■ TASK DIRECTIONS
Restate the whole listing exactly.

■ PROVIDED RECORDS
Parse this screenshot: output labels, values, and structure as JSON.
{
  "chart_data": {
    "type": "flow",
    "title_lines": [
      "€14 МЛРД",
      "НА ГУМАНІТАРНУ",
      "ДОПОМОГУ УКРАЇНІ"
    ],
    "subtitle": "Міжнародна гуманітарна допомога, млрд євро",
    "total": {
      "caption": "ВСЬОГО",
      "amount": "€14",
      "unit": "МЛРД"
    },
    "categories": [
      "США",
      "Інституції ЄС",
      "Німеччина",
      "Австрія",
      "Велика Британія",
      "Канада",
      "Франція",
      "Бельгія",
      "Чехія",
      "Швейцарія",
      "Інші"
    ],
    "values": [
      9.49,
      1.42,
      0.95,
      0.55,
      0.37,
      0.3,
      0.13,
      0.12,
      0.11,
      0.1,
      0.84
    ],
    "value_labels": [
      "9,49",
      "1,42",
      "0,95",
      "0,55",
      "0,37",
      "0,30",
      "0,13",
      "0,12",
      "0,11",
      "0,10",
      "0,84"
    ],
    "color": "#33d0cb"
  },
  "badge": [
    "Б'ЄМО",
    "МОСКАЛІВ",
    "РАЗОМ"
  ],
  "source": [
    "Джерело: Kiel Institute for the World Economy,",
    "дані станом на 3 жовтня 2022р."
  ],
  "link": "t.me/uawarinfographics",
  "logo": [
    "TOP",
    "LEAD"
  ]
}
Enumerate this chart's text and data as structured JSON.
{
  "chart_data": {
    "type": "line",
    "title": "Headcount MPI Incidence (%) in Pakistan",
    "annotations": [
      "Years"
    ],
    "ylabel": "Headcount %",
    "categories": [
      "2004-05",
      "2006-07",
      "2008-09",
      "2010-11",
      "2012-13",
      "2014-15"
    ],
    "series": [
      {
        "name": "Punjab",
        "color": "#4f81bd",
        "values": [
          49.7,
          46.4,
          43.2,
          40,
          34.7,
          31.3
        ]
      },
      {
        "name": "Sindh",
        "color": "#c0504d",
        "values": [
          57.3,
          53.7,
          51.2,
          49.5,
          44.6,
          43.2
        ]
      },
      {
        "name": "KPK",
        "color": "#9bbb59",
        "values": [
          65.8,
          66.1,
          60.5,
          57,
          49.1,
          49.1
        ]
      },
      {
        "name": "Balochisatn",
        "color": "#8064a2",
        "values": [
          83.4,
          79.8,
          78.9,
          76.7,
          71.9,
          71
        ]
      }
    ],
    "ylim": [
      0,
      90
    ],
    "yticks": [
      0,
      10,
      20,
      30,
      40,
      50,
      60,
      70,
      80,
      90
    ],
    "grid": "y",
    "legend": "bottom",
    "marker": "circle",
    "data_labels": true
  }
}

■ RESULT FOR THIS TASK
Parse this screenshot: output labels, values, and structure as JSON.
{
  "chart_data": {
    "type": "flow",
    "title_lines": [
      "€14 МЛРД",
      "НА ГУМАНІТАРНУ",
      "ДОПОМОГУ УКРАЇНІ"
    ],
    "subtitle": "Міжнародна гуманітарна допомога, млрд євро",
    "total": {
      "caption": "ВСЬОГО",
      "amount": "€14",
      "unit": "МЛРД"
    },
    "categories": [
      "США",
      "Інституції ЄС",
      "Німеччина",
      "Австрія",
      "Велика Британія",
      "Канада",
      "Франція",
      "Бельгія",
      "Чехія",
      "Швейцарія",
      "Інші"
    ],
    "values": [
      9.49,
      1.42,
      0.95,
      0.55,
      0.37,
      0.3,
      0.13,
      0.12,
      0.11,
      0.1,
      0.84
    ],
    "value_labels": [
      "9,49",
      "1,42",
      "0,95",
      "0,55",
      "0,37",
      "0,30",
      "0,13",
      "0,12",
      "0,11",
      "0,10",
      "0,84"
    ],
    "color": "#33d0cb"
  },
  "badge": [
    "Б'ЄМО",
    "МОСКАЛІВ",
    "РАЗОМ"
  ],
  "source": [
    "Джерело: Kiel Institute for the World Economy,",
    "дані станом на 3 жовтня 2022р."
  ],
  "link": "t.me/uawarinfographics",
  "logo": [
    "TOP",
    "LEAD"
  ]
}
Enumerate this chart's text and data as structured JSON.
{
  "chart_data": {
    "type": "line",
    "title": "Headcount MPI Incidence (%) in Pakistan",
    "annotations": [
      "Years"
    ],
    "ylabel": "Headcount %",
    "categories": [
      "2004-05",
      "2006-07",
      "2008-09",
      "2010-11",
      "2012-13",
      "2014-15"
    ],
    "series": [
      {
        "name": "Punjab",
        "color": "#4f81bd",
        "values": [
          49.7,
          46.4,
          43.2,
          40,
          34.7,
          31.3
        ]
      },
      {
        "name": "Sindh",
        "color": "#c0504d",
        "values": [
          57.3,
          53.7,
          51.2,
          49.5,
          44.6,
          43.2
        ]
      },
      {
        "name": "KPK",
        "color": "#9bbb59",
        "values": [
          65.8,
          66.1,
          60.5,
          57,
          49.1,
          49.1
        ]
      },
      {
        "name": "Balochisatn",
        "color": "#8064a2",
        "values": [
          83.4,
          79.8,
          78.9,
          76.7,
          71.9,
          71
        ]
      }
    ],
    "ylim": [
      0,
      90
    ],
    "yticks": [
      0,
      10,
      20,
      30,
      40,
      50,
      60,
      70,
      80,
      90
    ],
    "grid": "y",
    "legend": "bottom",
    "marker": "circle",
    "data_labels": true
  }
}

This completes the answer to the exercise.